Recorded data:
........

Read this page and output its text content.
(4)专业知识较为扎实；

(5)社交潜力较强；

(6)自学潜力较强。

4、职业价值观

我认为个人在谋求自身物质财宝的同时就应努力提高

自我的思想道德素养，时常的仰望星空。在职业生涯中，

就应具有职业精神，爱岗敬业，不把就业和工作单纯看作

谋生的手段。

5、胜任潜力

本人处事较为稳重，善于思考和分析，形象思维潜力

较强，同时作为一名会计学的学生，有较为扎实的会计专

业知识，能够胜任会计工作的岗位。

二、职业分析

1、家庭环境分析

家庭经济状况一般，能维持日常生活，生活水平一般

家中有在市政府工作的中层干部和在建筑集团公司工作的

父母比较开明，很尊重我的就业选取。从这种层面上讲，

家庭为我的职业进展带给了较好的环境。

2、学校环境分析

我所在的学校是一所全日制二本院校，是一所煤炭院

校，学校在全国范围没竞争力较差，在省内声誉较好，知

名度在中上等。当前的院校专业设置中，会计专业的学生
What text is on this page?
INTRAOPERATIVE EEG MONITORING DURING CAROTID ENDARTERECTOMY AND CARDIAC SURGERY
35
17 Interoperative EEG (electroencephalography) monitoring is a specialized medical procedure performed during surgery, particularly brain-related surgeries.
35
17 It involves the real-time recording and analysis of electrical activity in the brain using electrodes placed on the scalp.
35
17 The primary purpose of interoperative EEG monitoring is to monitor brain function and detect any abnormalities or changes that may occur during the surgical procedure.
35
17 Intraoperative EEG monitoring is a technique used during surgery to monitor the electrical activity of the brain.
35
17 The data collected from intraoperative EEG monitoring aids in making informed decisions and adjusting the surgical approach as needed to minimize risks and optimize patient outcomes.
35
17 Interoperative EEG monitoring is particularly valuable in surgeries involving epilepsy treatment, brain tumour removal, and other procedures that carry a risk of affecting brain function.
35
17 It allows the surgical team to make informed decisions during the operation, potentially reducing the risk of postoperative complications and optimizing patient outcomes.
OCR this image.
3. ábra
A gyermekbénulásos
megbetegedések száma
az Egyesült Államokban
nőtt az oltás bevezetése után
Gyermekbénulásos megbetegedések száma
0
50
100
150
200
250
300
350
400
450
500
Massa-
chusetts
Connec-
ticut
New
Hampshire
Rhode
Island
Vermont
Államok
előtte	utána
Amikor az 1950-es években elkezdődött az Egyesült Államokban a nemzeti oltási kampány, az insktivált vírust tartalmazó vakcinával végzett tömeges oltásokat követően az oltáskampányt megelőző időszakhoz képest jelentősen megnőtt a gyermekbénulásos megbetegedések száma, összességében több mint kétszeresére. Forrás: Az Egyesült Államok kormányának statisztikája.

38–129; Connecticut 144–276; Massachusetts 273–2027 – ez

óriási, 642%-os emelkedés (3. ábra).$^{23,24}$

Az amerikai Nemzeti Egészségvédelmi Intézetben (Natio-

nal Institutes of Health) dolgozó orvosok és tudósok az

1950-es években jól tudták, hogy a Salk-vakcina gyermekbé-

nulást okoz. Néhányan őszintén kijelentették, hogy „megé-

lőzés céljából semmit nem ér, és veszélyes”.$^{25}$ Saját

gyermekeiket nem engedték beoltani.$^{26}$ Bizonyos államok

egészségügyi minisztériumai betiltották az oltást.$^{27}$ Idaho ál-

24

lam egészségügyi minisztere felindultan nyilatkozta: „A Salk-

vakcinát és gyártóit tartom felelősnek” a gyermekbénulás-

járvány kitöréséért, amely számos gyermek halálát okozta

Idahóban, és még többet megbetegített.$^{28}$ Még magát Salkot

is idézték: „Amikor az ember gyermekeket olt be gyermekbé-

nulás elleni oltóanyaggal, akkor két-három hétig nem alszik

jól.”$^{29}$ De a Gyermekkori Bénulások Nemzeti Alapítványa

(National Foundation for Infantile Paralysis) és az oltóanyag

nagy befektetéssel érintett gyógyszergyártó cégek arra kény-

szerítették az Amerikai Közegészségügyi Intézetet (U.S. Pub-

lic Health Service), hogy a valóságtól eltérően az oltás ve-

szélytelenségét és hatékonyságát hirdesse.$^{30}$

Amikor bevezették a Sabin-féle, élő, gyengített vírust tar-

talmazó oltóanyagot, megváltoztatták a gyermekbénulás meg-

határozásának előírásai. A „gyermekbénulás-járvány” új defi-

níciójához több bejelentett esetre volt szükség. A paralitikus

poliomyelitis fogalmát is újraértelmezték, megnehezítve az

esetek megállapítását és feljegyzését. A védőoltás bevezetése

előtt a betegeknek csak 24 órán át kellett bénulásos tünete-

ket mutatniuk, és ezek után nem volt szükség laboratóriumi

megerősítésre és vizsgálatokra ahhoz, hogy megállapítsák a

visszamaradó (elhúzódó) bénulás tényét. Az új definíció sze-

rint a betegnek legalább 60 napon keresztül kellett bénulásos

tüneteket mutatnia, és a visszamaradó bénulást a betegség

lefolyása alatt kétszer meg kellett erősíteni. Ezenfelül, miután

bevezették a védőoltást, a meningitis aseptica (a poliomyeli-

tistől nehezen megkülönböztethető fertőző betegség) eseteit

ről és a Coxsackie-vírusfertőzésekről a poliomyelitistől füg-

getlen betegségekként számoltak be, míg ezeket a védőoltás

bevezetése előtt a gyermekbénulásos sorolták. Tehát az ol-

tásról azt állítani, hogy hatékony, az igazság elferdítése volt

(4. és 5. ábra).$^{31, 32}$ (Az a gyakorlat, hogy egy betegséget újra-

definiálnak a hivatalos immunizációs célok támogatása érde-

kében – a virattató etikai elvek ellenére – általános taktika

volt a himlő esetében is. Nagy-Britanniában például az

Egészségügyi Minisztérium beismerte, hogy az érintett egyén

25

........

» **SET EXERCISE**
Restate every entry word for word.

» **EXERCISE OUTPUT**
Read this page and output its text content.
(4)专业知识较为扎实；

(5)社交潜力较强；

(6)自学潜力较强。

4、职业价值观

我认为个人在谋求自身物质财宝的同时就应努力提高

自我的思想道德素养，时常的仰望星空。在职业生涯中，

就应具有职业精神，爱岗敬业，不把就业和工作单纯看作

谋生的手段。

5、胜任潜力

本人处事较为稳重，善于思考和分析，形象思维潜力

较强，同时作为一名会计学的学生，有较为扎实的会计专

业知识，能够胜任会计工作的岗位。

二、职业分析

1、家庭环境分析

家庭经济状况一般，能维持日常生活，生活水平一般

家中有在市政府工作的中层干部和在建筑集团公司工作的

父母比较开明，很尊重我的就业选取。从这种层面上讲，

家庭为我的职业进展带给了较好的环境。

2、学校环境分析

我所在的学校是一所全日制二本院校，是一所煤炭院

校，学校在全国范围没竞争力较差，在省内声誉较好，知

名度在中上等。当前的院校专业设置中，会计专业的学生
What text is on this page?
INTRAOPERATIVE EEG MONITORING DURING CAROTID ENDARTERECTOMY AND CARDIAC SURGERY
35
17 Interoperative EEG (electroencephalography) monitoring is a specialized medical procedure performed during surgery, particularly brain-related surgeries.
35
17 It involves the real-time recording and analysis of electrical activity in the brain using electrodes placed on the scalp.
35
17 The primary purpose of interoperative EEG monitoring is to monitor brain function and detect any abnormalities or changes that may occur during the surgical procedure.
35
17 Intraoperative EEG monitoring is a technique used during surgery to monitor the electrical activity of the brain.
35
17 The data collected from intraoperative EEG monitoring aids in making informed decisions and adjusting the surgical approach as needed to minimize risks and optimize patient outcomes.
35
17 Interoperative EEG monitoring is particularly valuable in surgeries involving epilepsy treatment, brain tumour removal, and other procedures that carry a risk of affecting brain function.
35
17 It allows the surgical team to make informed decisions during the operation, potentially reducing the risk of postoperative complications and optimizing patient outcomes.
OCR this image.
3. ábra
A gyermekbénulásos
megbetegedések száma
az Egyesült Államokban
nőtt az oltás bevezetése után
Gyermekbénulásos megbetegedések száma
0
50
100
150
200
250
300
350
400
450
500
Massa-
chusetts
Connec-
ticut
New
Hampshire
Rhode
Island
Vermont
Államok
előtte	utána
Amikor az 1950-es években elkezdődött az Egyesült Államokban a nemzeti oltási kampány, az insktivált vírust tartalmazó vakcinával végzett tömeges oltásokat követően az oltáskampányt megelőző időszakhoz képest jelentősen megnőtt a gyermekbénulásos megbetegedések száma, összességében több mint kétszeresére. Forrás: Az Egyesült Államok kormányának statisztikája.

38–129; Connecticut 144–276; Massachusetts 273–2027 – ez

óriási, 642%-os emelkedés (3. ábra).$^{23,24}$

Az amerikai Nemzeti Egészségvédelmi Intézetben (Natio-

nal Institutes of Health) dolgozó orvosok és tudósok az

1950-es években jól tudták, hogy a Salk-vakcina gyermekbé-

nulást okoz. Néhányan őszintén kijelentették, hogy „megé-

lőzés céljából semmit nem ér, és veszélyes”.$^{25}$ Saját

gyermekeiket nem engedték beoltani.$^{26}$ Bizonyos államok

egészségügyi minisztériumai betiltották az oltást.$^{27}$ Idaho ál-

24

lam egészségügyi minisztere felindultan nyilatkozta: „A Salk-

vakcinát és gyártóit tartom felelősnek” a gyermekbénulás-

járvány kitöréséért, amely számos gyermek halálát okozta

Idahóban, és még többet megbetegített.$^{28}$ Még magát Salkot

is idézték: „Amikor az ember gyermekeket olt be gyermekbé-

nulás elleni oltóanyaggal, akkor két-három hétig nem alszik

jól.”$^{29}$ De a Gyermekkori Bénulások Nemzeti Alapítványa

(National Foundation for Infantile Paralysis) és az oltóanyag

nagy befektetéssel érintett gyógyszergyártó cégek arra kény-

szerítették az Amerikai Közegészségügyi Intézetet (U.S. Pub-

lic Health Service), hogy a valóságtól eltérően az oltás ve-

szélytelenségét és hatékonyságát hirdesse.$^{30}$

Amikor bevezették a Sabin-féle, élő, gyengített vírust tar-

talmazó oltóanyagot, megváltoztatták a gyermekbénulás meg-

határozásának előírásai. A „gyermekbénulás-járvány” új defi-

níciójához több bejelentett esetre volt szükség. A paralitikus

poliomyelitis fogalmát is újraértelmezték, megnehezítve az

esetek megállapítását és feljegyzését. A védőoltás bevezetése

előtt a betegeknek csak 24 órán át kellett bénulásos tünete-

ket mutatniuk, és ezek után nem volt szükség laboratóriumi

megerősítésre és vizsgálatokra ahhoz, hogy megállapítsák a

visszamaradó (elhúzódó) bénulás tényét. Az új definíció sze-

rint a betegnek legalább 60 napon keresztül kellett bénulásos

tüneteket mutatnia, és a visszamaradó bénulást a betegség

lefolyása alatt kétszer meg kellett erősíteni. Ezenfelül, miután

bevezették a védőoltást, a meningitis aseptica (a poliomyeli-

tistől nehezen megkülönböztethető fertőző betegség) eseteit

ről és a Coxsackie-vírusfertőzésekről a poliomyelitistől füg-

getlen betegségekként számoltak be, míg ezeket a védőoltás

bevezetése előtt a gyermekbénulásos sorolták. Tehát az ol-

tásról azt állítani, hogy hatékony, az igazság elferdítése volt

(4. és 5. ábra).$^{31, 32}$ (Az a gyakorlat, hogy egy betegséget újra-

definiálnak a hivatalos immunizációs célok támogatása érde-

kében – a virattató etikai elvek ellenére – általános taktika

volt a himlő esetében is. Nagy-Britanniában például az

Egészségügyi Minisztérium beismerte, hogy az érintett egyén

25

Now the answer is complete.